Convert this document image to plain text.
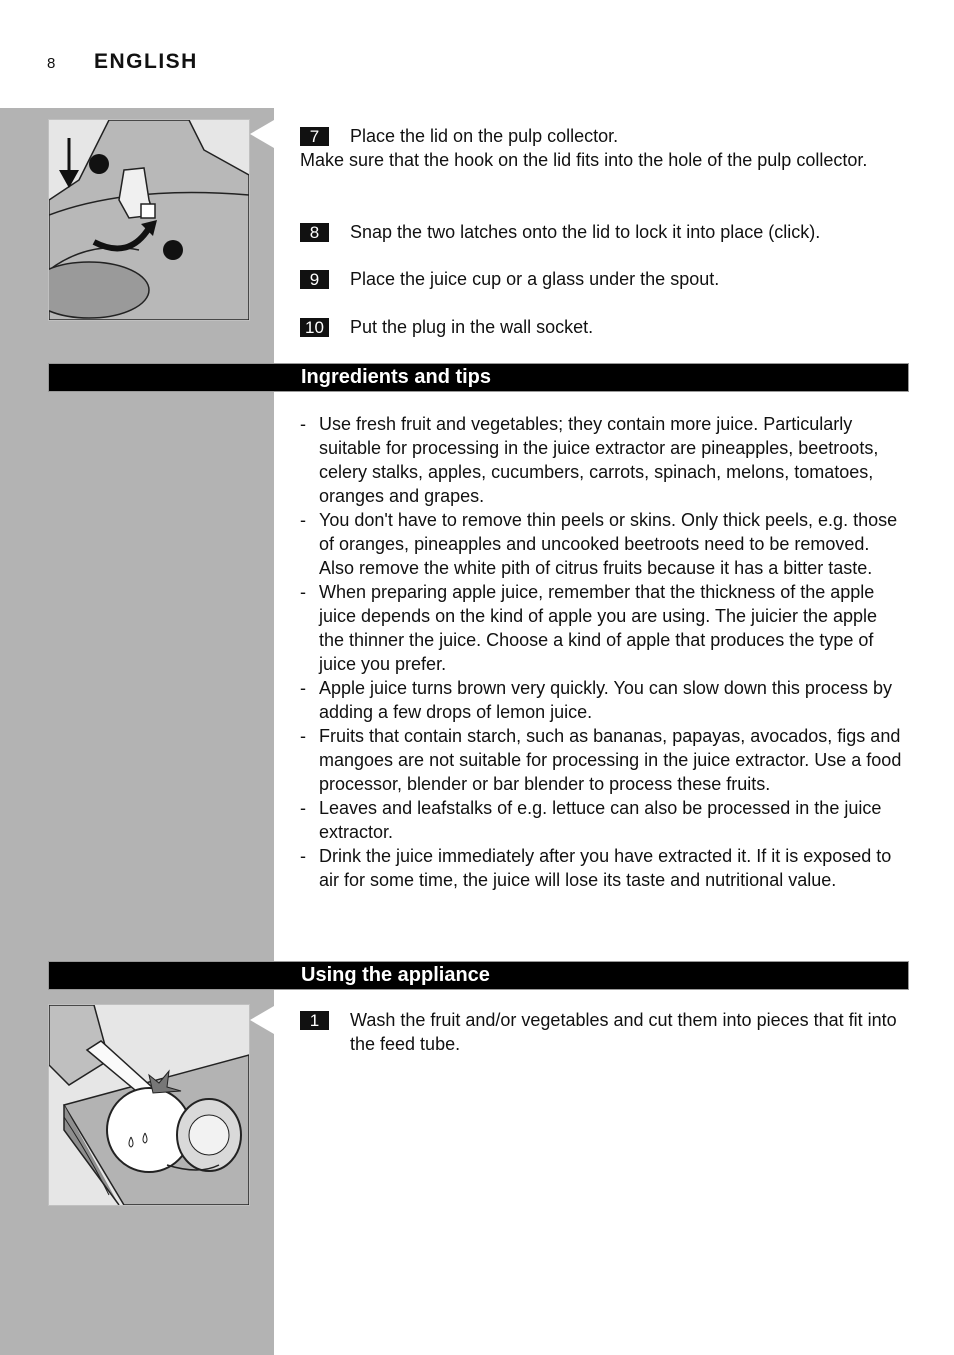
8 ENGLISH
7	Place the lid on the pulp collector.
Make sure that the hook on the lid fits into the hole of the pulp collector.
8	Snap the two latches onto the lid to lock it into place (click).
9	Place the juice cup or a glass under the spout.
10	Put the plug in the wall socket.
Ingredients and tips
- Use fresh fruit and vegetables; they contain more juice. Particularly suitable for processing in the juice extractor are pineapples, beetroots, celery stalks, apples, cucumbers, carrots, spinach, melons, tomatoes, oranges and grapes.
- You don't have to remove thin peels or skins. Only thick peels, e.g. those of oranges, pineapples and uncooked beetroots need to be removed. Also remove the white pith of citrus fruits because it has a bitter taste.
- When preparing apple juice, remember that the thickness of the apple juice depends on the kind of apple you are using. The juicier the apple the thinner the juice. Choose a kind of apple that produces the type of juice you prefer.
- Apple juice turns brown very quickly. You can slow down this process by adding a few drops of lemon juice.
- Fruits that contain starch, such as bananas, papayas, avocados, figs and mangoes are not suitable for processing in the juice extractor. Use a food processor, blender or bar blender to process these fruits.
- Leaves and leafstalks of e.g. lettuce can also be processed in the juice extractor.
- Drink the juice immediately after you have extracted it. If it is exposed to air for some time, the juice will lose its taste and nutritional value.
Using the appliance
1	Wash the fruit and/or vegetables and cut them into pieces that fit into the feed tube.
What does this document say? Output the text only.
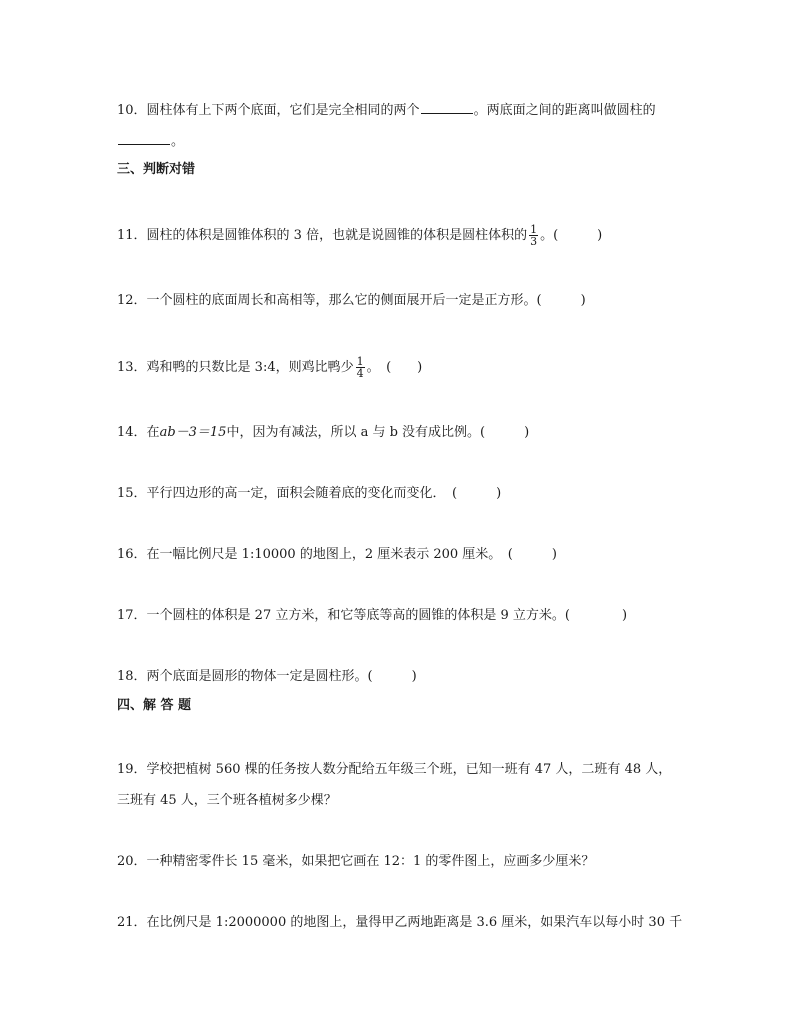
10．圆柱体有上下两个底面，它们是完全相同的两个	。两底面之间的距离叫做圆柱的
。
三、判断对错
11．圆柱的体积是圆锥体积的 3 倍，也就是说圆锥的体积是圆柱体积的 $\frac{1}{3}$ 。(　　　)
12．一个圆柱的底面周长和高相等，那么它的侧面展开后一定是正方形。(　　　)
13．鸡和鸭的只数比是 3:4，则鸡比鸭少 $\frac{1}{4}$ 。　(　　)
14．在ab－3＝15中，因为有减法，所以 a 与 b 没有成比例。(　　　)
15．平行四边形的高一定，面积会随着底的变化而变化．　(　　　)
16．在一幅比例尺是 1:10000 的地图上，2 厘米表示 200 厘米。　(　　　)
17．一个圆柱的体积是 27 立方米，和它等底等高的圆锥的体积是 9 立方米。(　　　　)
18．两个底面是圆形的物体一定是圆柱形。(　　　)
四、解 答 题
19．学校把植树 560 棵的任务按人数分配给五年级三个班，已知一班有 47 人，二班有 48 人，
三班有 45 人，三个班各植树多少棵？
20．一种精密零件长 15 毫米，如果把它画在 12：1 的零件图上，应画多少厘米？
21．在比例尺是 1:2000000 的地图上，量得甲乙两地距离是 3.6 厘米，如果汽车以每小时 30 千
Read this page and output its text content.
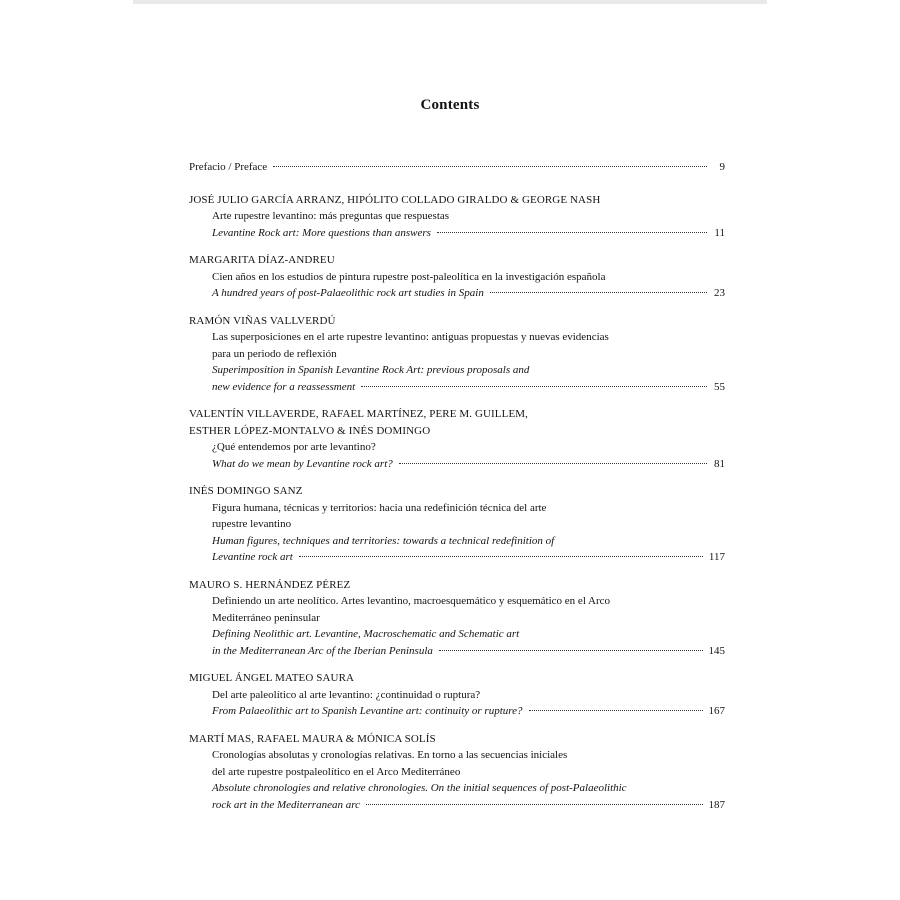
Contents
Prefacio / Preface	9
JOSÉ JULIO GARCÍA ARRANZ, HIPÓLITO COLLADO GIRALDO & GEORGE NASH
Arte rupestre levantino: más preguntas que respuestas
Levantine Rock art: More questions than answers	11
MARGARITA DÍAZ-ANDREU
Cien años en los estudios de pintura rupestre post-paleolítica en la investigación española
A hundred years of post-Palaeolithic rock art studies in Spain	23
RAMÓN VIÑAS VALLVERDÚ
Las superposiciones en el arte rupestre levantino: antiguas propuestas y nuevas evidencias
para un periodo de reflexión
Superimposition in Spanish Levantine Rock Art: previous proposals and
new evidence for a reassessment	55
VALENTÍN VILLAVERDE, RAFAEL MARTÍNEZ, PERE M. GUILLEM,
ESTHER LÓPEZ-MONTALVO & INÉS DOMINGO
¿Qué entendemos por arte levantino?
What do we mean by Levantine rock art?	81
INÉS DOMINGO SANZ
Figura humana, técnicas y territorios: hacia una redefinición técnica del arte
rupestre levantino
Human figures, techniques and territories: towards a technical redefinition of
Levantine rock art	117
MAURO S. HERNÁNDEZ PÉREZ
Definiendo un arte neolítico. Artes levantino, macroesquemático y esquemático en el Arco
Mediterráneo peninsular
Defining Neolithic art. Levantine, Macroschematic and Schematic art
in the Mediterranean Arc of the Iberian Peninsula	145
MIGUEL ÁNGEL MATEO SAURA
Del arte paleolítico al arte levantino: ¿continuidad o ruptura?
From Palaeolithic art to Spanish Levantine art: continuity or rupture?	167
MARTÍ MAS, RAFAEL MAURA & MÓNICA SOLÍS
Cronologías absolutas y cronologías relativas. En torno a las secuencias iniciales
del arte rupestre postpaleolítico en el Arco Mediterráneo
Absolute chronologies and relative chronologies. On the initial sequences of post-Palaeolithic
rock art in the Mediterranean arc	187
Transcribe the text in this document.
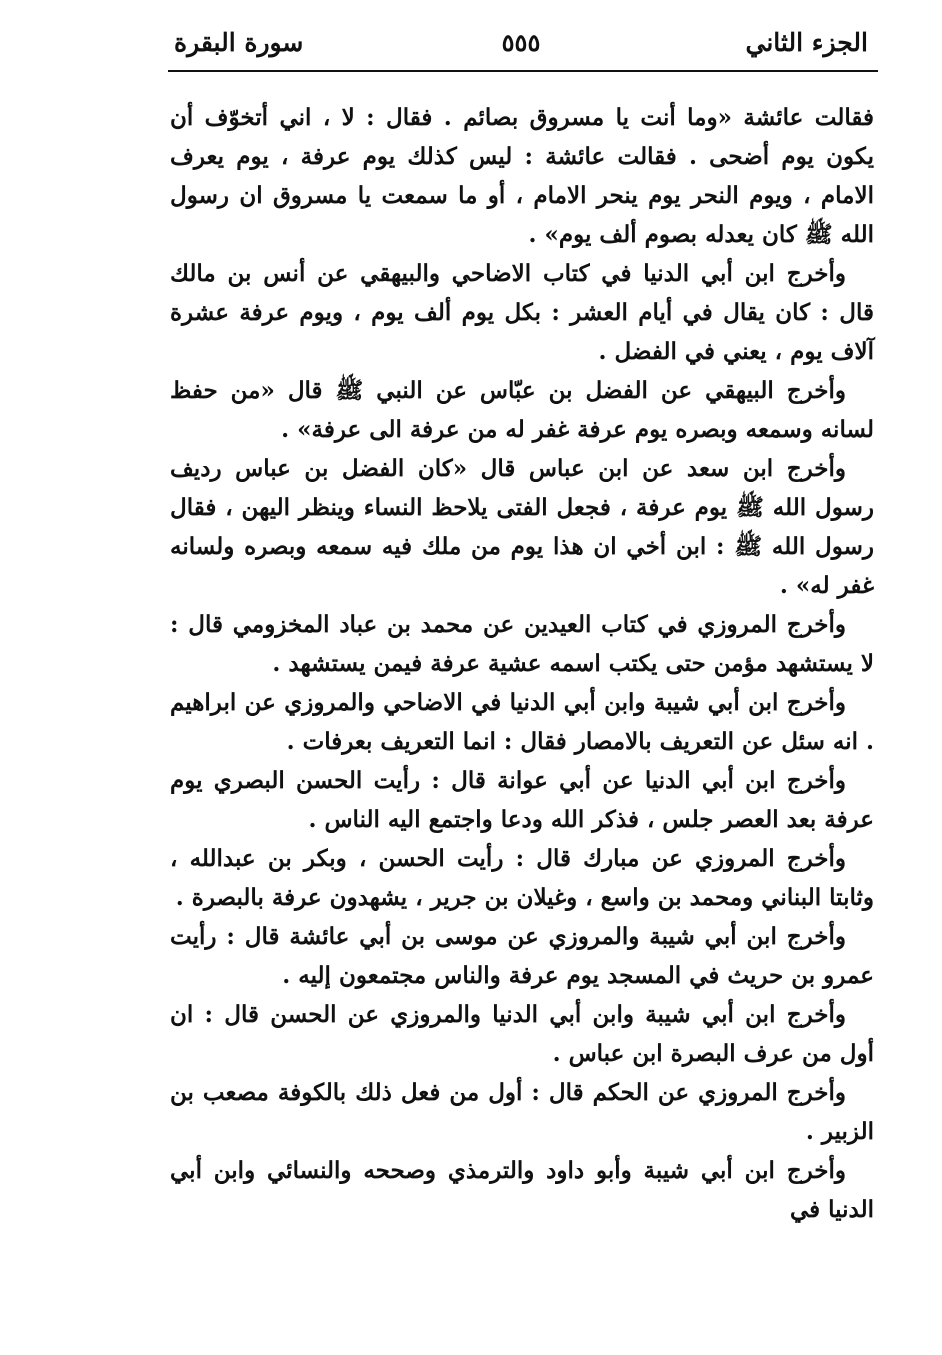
الجزء الثاني
٥٥٥
سورة البقرة

فقالت عائشة «وما أنت يا مسروق بصائم . فقال : لا ، اني أتخوّف أن يكون يوم أضحى . فقالت عائشة : ليس كذلك يوم عرفة ، يوم يعرف الامام ، ويوم النحر يوم ينحر الامام ، أو ما سمعت يا مسروق ان رسول الله ﷺ كان يعدله بصوم ألف يوم» .

وأخرج ابن أبي الدنيا في كتاب الاضاحي والبيهقي عن أنس بن مالك قال : كان يقال في أيام العشر : بكل يوم ألف يوم ، ويوم عرفة عشرة آلاف يوم ، يعني في الفضل .

وأخرج البيهقي عن الفضل بن عبّاس عن النبي ﷺ قال «من حفظ لسانه وسمعه وبصره يوم عرفة غفر له من عرفة الى عرفة» .

وأخرج ابن سعد عن ابن عباس قال «كان الفضل بن عباس رديف رسول الله ﷺ يوم عرفة ، فجعل الفتى يلاحظ النساء وينظر اليهن ، فقال رسول الله ﷺ : ابن أخي ان هذا يوم من ملك فيه سمعه وبصره ولسانه غفر له» .

وأخرج المروزي في كتاب العيدين عن محمد بن عباد المخزومي قال : لا يستشهد مؤمن حتى يكتب اسمه عشية عرفة فيمن يستشهد .

وأخرج ابن أبي شيبة وابن أبي الدنيا في الاضاحي والمروزي عن ابراهيم . انه سئل عن التعريف بالامصار فقال : انما التعريف بعرفات .

وأخرج ابن أبي الدنيا عن أبي عوانة قال : رأيت الحسن البصري يوم عرفة بعد العصر جلس ، فذكر الله ودعا واجتمع اليه الناس .

وأخرج المروزي عن مبارك قال : رأيت الحسن ، وبكر بن عبدالله ، وثابتا البناني ومحمد بن واسع ، وغيلان بن جرير ، يشهدون عرفة بالبصرة .

وأخرج ابن أبي شيبة والمروزي عن موسى بن أبي عائشة قال : رأيت عمرو بن حريث في المسجد يوم عرفة والناس مجتمعون إليه .

وأخرج ابن أبي شيبة وابن أبي الدنيا والمروزي عن الحسن قال : ان أول من عرف البصرة ابن عباس .

وأخرج المروزي عن الحكم قال : أول من فعل ذلك بالكوفة مصعب بن الزبير .

وأخرج ابن أبي شيبة وأبو داود والترمذي وصححه والنسائي وابن أبي الدنيا في
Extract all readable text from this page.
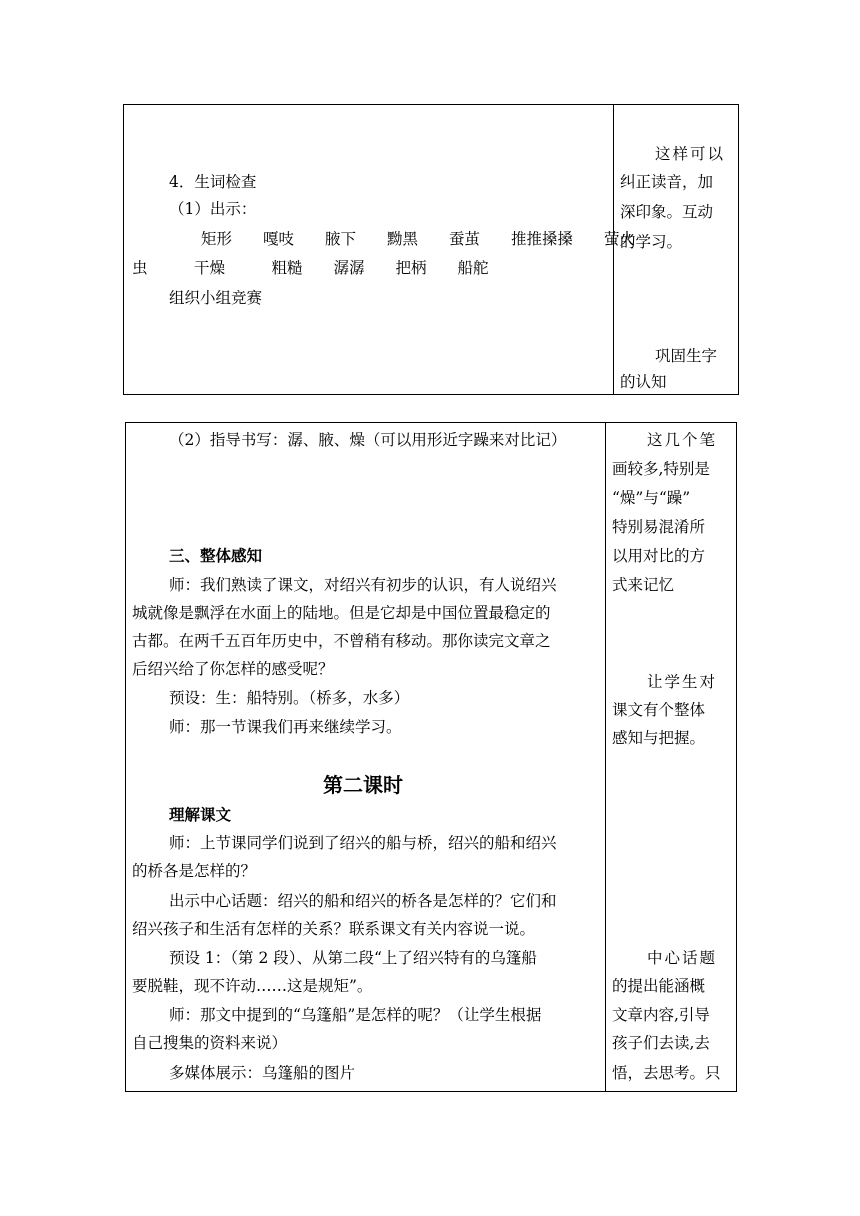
4．生词检查
（1）出示：
矩形　　嘎吱　　腋下　　黝黑　　蚕茧　　推推搡搡　　萤火
虫　　　干燥　　　粗糙　　潺潺　　把柄　　船舵
组织小组竞赛
这样可以
纠正读音，加
深印象。互动
的学习。
巩固生字
的认知
（2）指导书写：潺、腋、燥（可以用形近字躁来对比记）
三、整体感知
师：我们熟读了课文，对绍兴有初步的认识，有人说绍兴
城就像是飘浮在水面上的陆地。但是它却是中国位置最稳定的
古都。在两千五百年历史中，不曾稍有移动。那你读完文章之
后绍兴给了你怎样的感受呢？
预设：生：船特别。（桥多，水多）
师：那一节课我们再来继续学习。
第二课时
理解课文
师：上节课同学们说到了绍兴的船与桥，绍兴的船和绍兴
的桥各是怎样的？
出示中心话题：绍兴的船和绍兴的桥各是怎样的？它们和
绍兴孩子和生活有怎样的关系？联系课文有关内容说一说。
预设 1：（第 2 段）、从第二段“上了绍兴特有的乌篷船
要脱鞋，现不许动……这是规矩”。
师：那文中提到的“乌篷船”是怎样的呢？（让学生根据
自己搜集的资料来说）
多媒体展示：乌篷船的图片
这几个笔
画较多,特别是
“燥”与“躁”
特别易混淆所
以用对比的方
式来记忆
让学生对
课文有个整体
感知与把握。
中心话题
的提出能涵概
文章内容,引导
孩子们去读,去
悟，去思考。只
▬▬▬▬▬▬
Take the line that contains "Extract all readable text from this page." and every line after it to the end of the records above; quote them exactly, leaving out the pictures.

Extract all readable text from this page.
4．生词检查
（1）出示：
矩形　　嘎吱　　腋下　　黝黑　　蚕茧　　推推搡搡　　萤火
虫　　　干燥　　　粗糙　　潺潺　　把柄　　船舵
组织小组竞赛
这样可以
纠正读音，加
深印象。互动
的学习。
巩固生字
的认知
（2）指导书写：潺、腋、燥（可以用形近字躁来对比记）
三、整体感知
师：我们熟读了课文，对绍兴有初步的认识，有人说绍兴
城就像是飘浮在水面上的陆地。但是它却是中国位置最稳定的
古都。在两千五百年历史中，不曾稍有移动。那你读完文章之
后绍兴给了你怎样的感受呢？
预设：生：船特别。（桥多，水多）
师：那一节课我们再来继续学习。
第二课时
理解课文
师：上节课同学们说到了绍兴的船与桥，绍兴的船和绍兴
的桥各是怎样的？
出示中心话题：绍兴的船和绍兴的桥各是怎样的？它们和
绍兴孩子和生活有怎样的关系？联系课文有关内容说一说。
预设 1：（第 2 段）、从第二段“上了绍兴特有的乌篷船
要脱鞋，现不许动……这是规矩”。
师：那文中提到的“乌篷船”是怎样的呢？（让学生根据
自己搜集的资料来说）
多媒体展示：乌篷船的图片
这几个笔
画较多,特别是
“燥”与“躁”
特别易混淆所
以用对比的方
式来记忆
让学生对
课文有个整体
感知与把握。
中心话题
的提出能涵概
文章内容,引导
孩子们去读,去
悟，去思考。只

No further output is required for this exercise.